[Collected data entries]

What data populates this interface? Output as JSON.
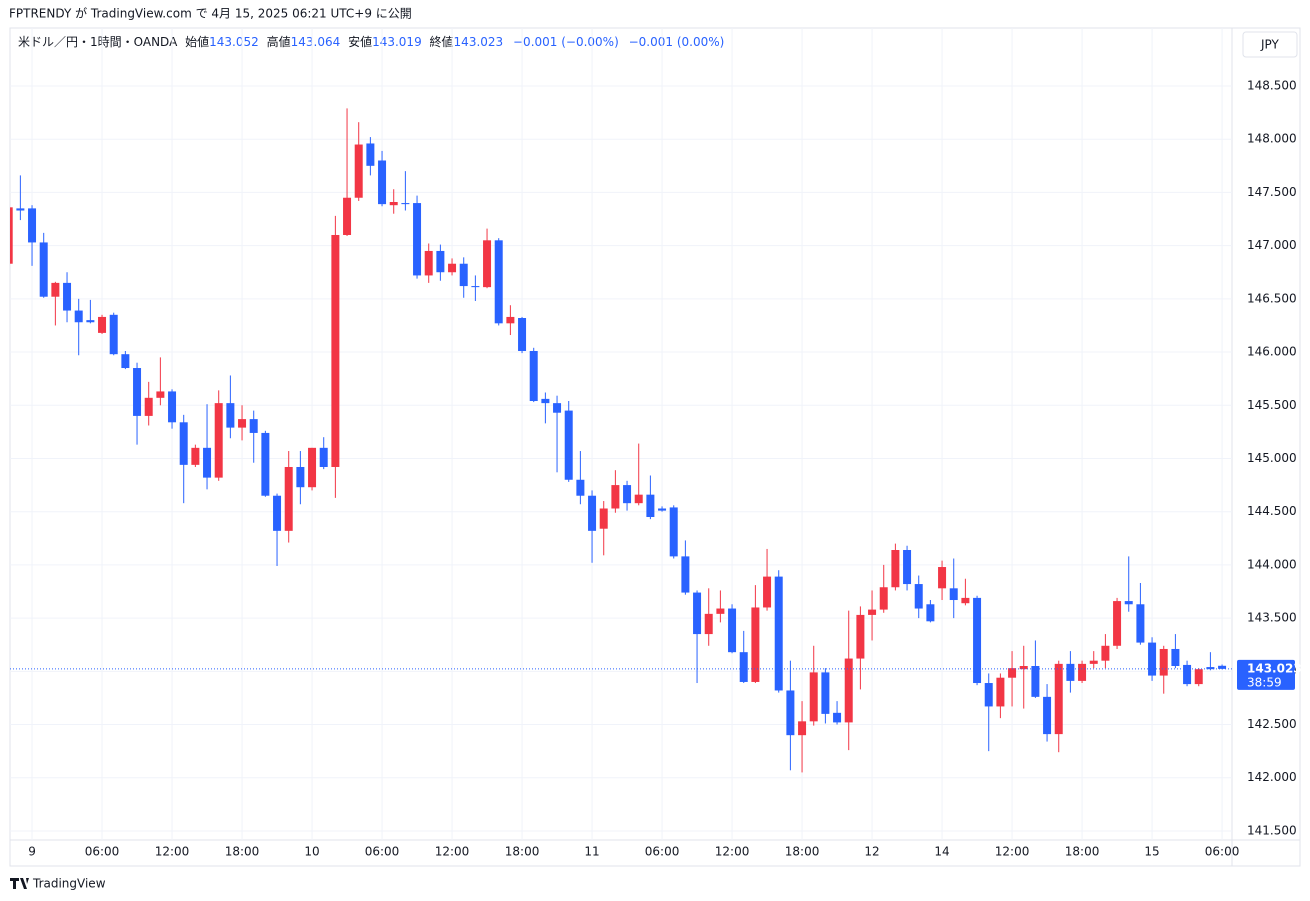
{
  "chart_data": {
    "type": "candlestick",
    "published": "FPTRENDY が TradingView.com で 4月 15, 2025 06:21 UTC+9 に公開",
    "legend": {
      "symbol": "米ドル／円・1時間・OANDA",
      "open_label": "始値",
      "open": 143.052,
      "high_label": "高値",
      "high": 143.064,
      "low_label": "安値",
      "low": 143.019,
      "close_label": "終値",
      "close": 143.023,
      "change": "−0.001 (−0.00%)",
      "change2": "−0.001 (0.00%)"
    },
    "currency": "JPY",
    "last_price": 143.023,
    "countdown": "38:59",
    "brand": "TradingView",
    "up_color": "#f23645",
    "down_color": "#2962ff",
    "categories": [
      null,
      null,
      "9",
      null,
      null,
      null,
      null,
      null,
      "06:00",
      null,
      null,
      null,
      null,
      null,
      "12:00",
      null,
      null,
      null,
      null,
      null,
      "18:00",
      null,
      null,
      null,
      null,
      null,
      "10",
      null,
      null,
      null,
      null,
      null,
      "06:00",
      null,
      null,
      null,
      null,
      null,
      "12:00",
      null,
      null,
      null,
      null,
      null,
      "18:00",
      null,
      null,
      null,
      null,
      null,
      "11",
      null,
      null,
      null,
      null,
      null,
      "06:00",
      null,
      null,
      null,
      null,
      null,
      "12:00",
      null,
      null,
      null,
      null,
      null,
      "18:00",
      null,
      null,
      null,
      null,
      null,
      "12",
      null,
      null,
      null,
      null,
      null,
      "14",
      null,
      null,
      null,
      null,
      null,
      "12:00",
      null,
      null,
      null,
      null,
      null,
      "18:00",
      null,
      null,
      null,
      null,
      null,
      "15",
      null,
      null,
      null,
      null,
      null,
      "06:00"
    ],
    "open": [
      146.83,
      147.35,
      147.35,
      147.03,
      146.52,
      146.65,
      146.39,
      146.3,
      146.18,
      146.35,
      145.98,
      145.85,
      145.4,
      145.57,
      145.63,
      145.34,
      144.94,
      145.1,
      144.82,
      145.52,
      145.29,
      145.37,
      145.24,
      144.65,
      144.32,
      144.92,
      144.73,
      145.1,
      144.92,
      147.1,
      147.45,
      147.96,
      147.8,
      147.38,
      147.4,
      147.4,
      146.72,
      146.95,
      146.75,
      146.83,
      146.62,
      146.61,
      147.05,
      146.27,
      146.32,
      146.01,
      145.56,
      145.52,
      145.45,
      144.8,
      144.65,
      144.34,
      144.53,
      144.75,
      144.58,
      144.66,
      144.53,
      144.54,
      144.08,
      143.74,
      143.35,
      143.54,
      143.59,
      143.18,
      142.9,
      143.6,
      143.89,
      142.82,
      142.4,
      142.53,
      142.99,
      142.61,
      142.52,
      143.12,
      143.53,
      143.58,
      143.79,
      144.14,
      143.82,
      143.63,
      143.78,
      143.78,
      143.64,
      143.69,
      142.89,
      142.67,
      142.94,
      143.02,
      143.05,
      142.76,
      142.41,
      143.07,
      142.91,
      143.07,
      143.1,
      143.24,
      143.66,
      143.63,
      143.27,
      142.96,
      143.21,
      143.06,
      142.88,
      143.04,
      143.052
    ],
    "high": [
      147.36,
      147.66,
      147.38,
      147.12,
      146.66,
      146.75,
      146.5,
      146.49,
      146.35,
      146.37,
      146.01,
      145.9,
      145.72,
      145.95,
      145.65,
      145.41,
      145.13,
      145.51,
      145.64,
      145.78,
      145.5,
      145.45,
      145.26,
      144.67,
      145.07,
      145.07,
      145.1,
      145.2,
      147.28,
      148.29,
      148.16,
      148.02,
      147.89,
      147.53,
      147.7,
      147.47,
      147.02,
      147.01,
      146.88,
      146.89,
      146.72,
      147.16,
      147.07,
      146.44,
      146.33,
      146.04,
      145.62,
      145.59,
      145.54,
      145.07,
      144.7,
      144.6,
      144.89,
      144.79,
      145.14,
      144.84,
      144.55,
      144.56,
      144.23,
      143.76,
      143.78,
      143.76,
      143.63,
      143.38,
      143.81,
      144.15,
      143.95,
      143.1,
      142.72,
      143.24,
      143.03,
      142.72,
      143.57,
      143.61,
      143.76,
      144.0,
      144.2,
      144.18,
      143.9,
      143.67,
      144.04,
      144.06,
      143.87,
      143.71,
      142.98,
      142.98,
      143.19,
      143.24,
      143.29,
      142.88,
      143.1,
      143.19,
      143.1,
      143.19,
      143.35,
      143.69,
      144.08,
      143.83,
      143.32,
      143.24,
      143.35,
      143.1,
      143.03,
      143.18,
      143.064
    ],
    "low": [
      146.83,
      147.24,
      146.81,
      146.51,
      146.25,
      146.28,
      145.97,
      146.27,
      146.17,
      145.97,
      145.84,
      145.13,
      145.31,
      145.5,
      145.28,
      144.58,
      144.92,
      144.71,
      144.79,
      145.19,
      145.17,
      144.96,
      144.64,
      143.99,
      144.21,
      144.57,
      144.7,
      144.9,
      144.63,
      147.09,
      147.42,
      147.66,
      147.37,
      147.3,
      147.33,
      146.69,
      146.65,
      146.67,
      146.72,
      146.51,
      146.48,
      146.6,
      146.25,
      146.16,
      145.99,
      145.53,
      145.33,
      144.87,
      144.78,
      144.57,
      144.02,
      144.09,
      144.49,
      144.51,
      144.56,
      144.43,
      144.5,
      144.06,
      143.72,
      142.89,
      143.24,
      143.46,
      143.17,
      142.89,
      142.89,
      143.57,
      142.8,
      142.07,
      142.05,
      142.49,
      142.51,
      142.5,
      142.26,
      142.83,
      143.29,
      143.55,
      143.76,
      143.76,
      143.5,
      143.46,
      143.67,
      143.5,
      143.62,
      142.87,
      142.25,
      142.56,
      142.67,
      142.65,
      142.75,
      142.34,
      142.24,
      142.8,
      142.89,
      143.03,
      143.03,
      143.21,
      143.56,
      143.25,
      142.91,
      142.79,
      143.03,
      142.86,
      142.86,
      143.01,
      143.019
    ],
    "close": [
      147.36,
      147.33,
      147.03,
      146.52,
      146.65,
      146.39,
      146.28,
      146.28,
      146.33,
      145.98,
      145.85,
      145.4,
      145.57,
      145.63,
      145.34,
      144.94,
      145.1,
      144.82,
      145.52,
      145.29,
      145.37,
      145.24,
      144.65,
      144.32,
      144.92,
      144.73,
      145.1,
      144.92,
      147.1,
      147.45,
      147.95,
      147.75,
      147.39,
      147.41,
      147.39,
      146.72,
      146.95,
      146.75,
      146.83,
      146.62,
      146.61,
      147.05,
      146.27,
      146.33,
      146.01,
      145.54,
      145.52,
      145.43,
      144.8,
      144.65,
      144.32,
      144.53,
      144.75,
      144.58,
      144.66,
      144.45,
      144.51,
      144.08,
      143.74,
      143.35,
      143.54,
      143.59,
      143.18,
      142.9,
      143.6,
      143.89,
      142.82,
      142.4,
      142.53,
      142.99,
      142.6,
      142.52,
      143.12,
      143.53,
      143.58,
      143.79,
      144.14,
      143.82,
      143.59,
      143.47,
      143.98,
      143.67,
      143.69,
      142.89,
      142.67,
      142.94,
      143.03,
      143.05,
      142.76,
      142.41,
      143.07,
      142.91,
      143.07,
      143.1,
      143.24,
      143.66,
      143.63,
      143.27,
      142.96,
      143.21,
      143.05,
      142.88,
      143.02,
      143.02,
      143.023
    ],
    "ylim": [
      141.415,
      149.045
    ],
    "yticks": [
      {
        "value": 141.5,
        "label": "141.500"
      },
      {
        "value": 142,
        "label": "142.000"
      },
      {
        "value": 142.5,
        "label": "142.500"
      },
      {
        "value": 143,
        "label": "143.000"
      },
      {
        "value": 143.5,
        "label": "143.500"
      },
      {
        "value": 144,
        "label": "144.000"
      },
      {
        "value": 144.5,
        "label": "144.500"
      },
      {
        "value": 145,
        "label": "145.000"
      },
      {
        "value": 145.5,
        "label": "145.500"
      },
      {
        "value": 146,
        "label": "146.000"
      },
      {
        "value": 146.5,
        "label": "146.500"
      },
      {
        "value": 147,
        "label": "147.000"
      },
      {
        "value": 147.5,
        "label": "147.500"
      },
      {
        "value": 148,
        "label": "148.000"
      },
      {
        "value": 148.5,
        "label": "148.500"
      }
    ],
    "grid": true
  }
}
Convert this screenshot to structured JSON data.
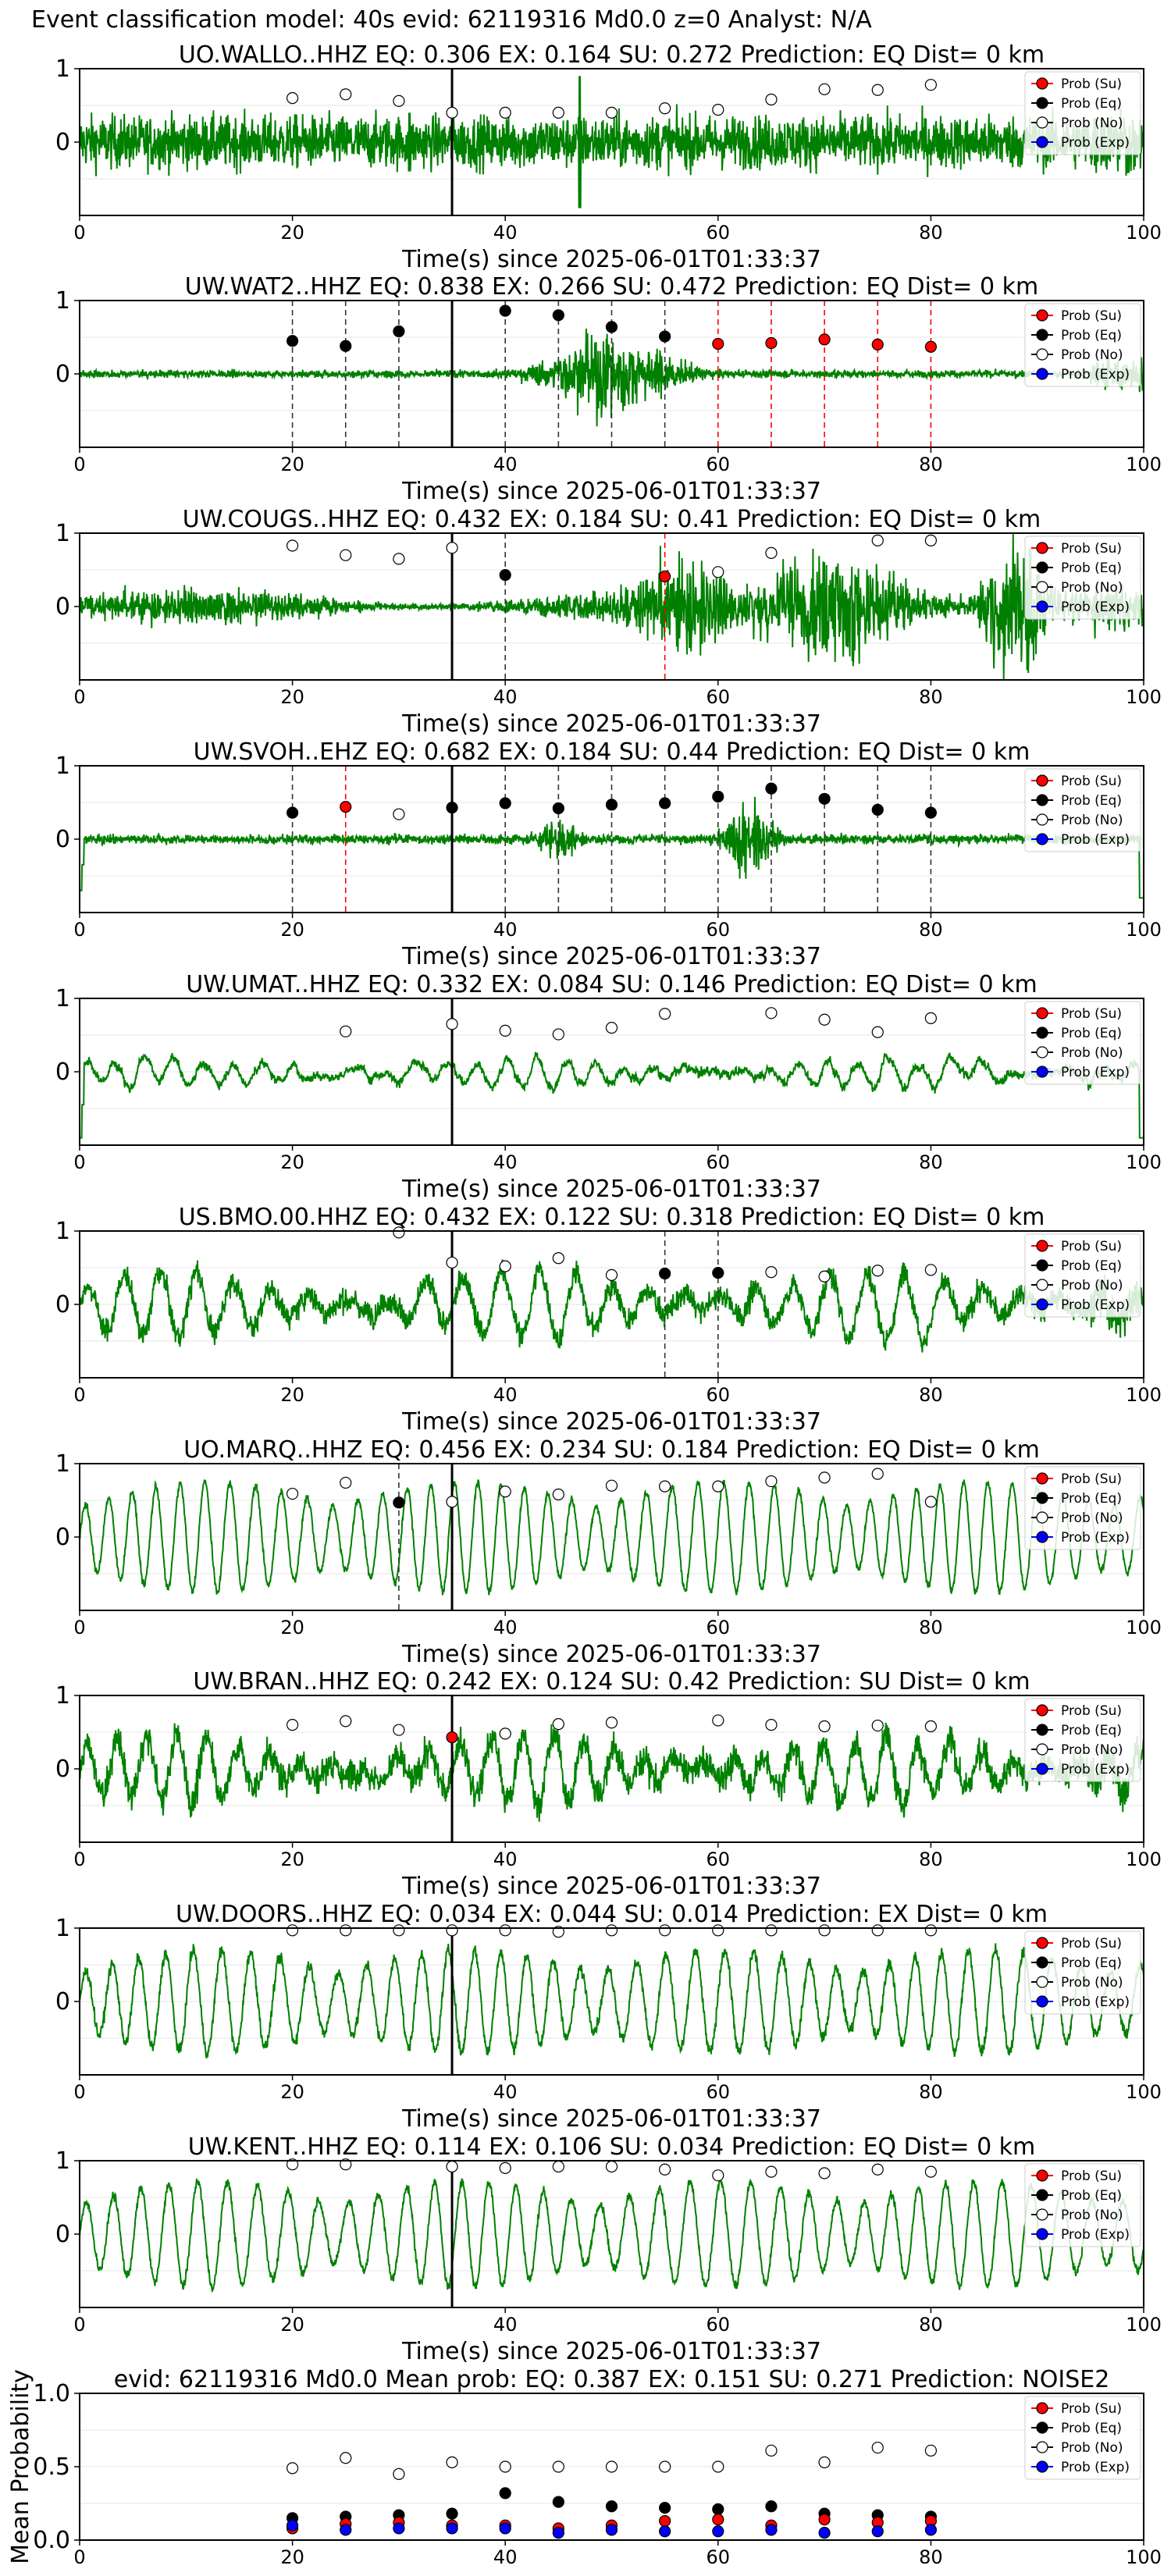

[REQUIREMENTS]
Go through the listing above and locate each line that holds the word "this". Copy those lines.

[FINISHED TASK]
What data populates this interface? Output as JSON.
Convert this screenshot to structured JSON data.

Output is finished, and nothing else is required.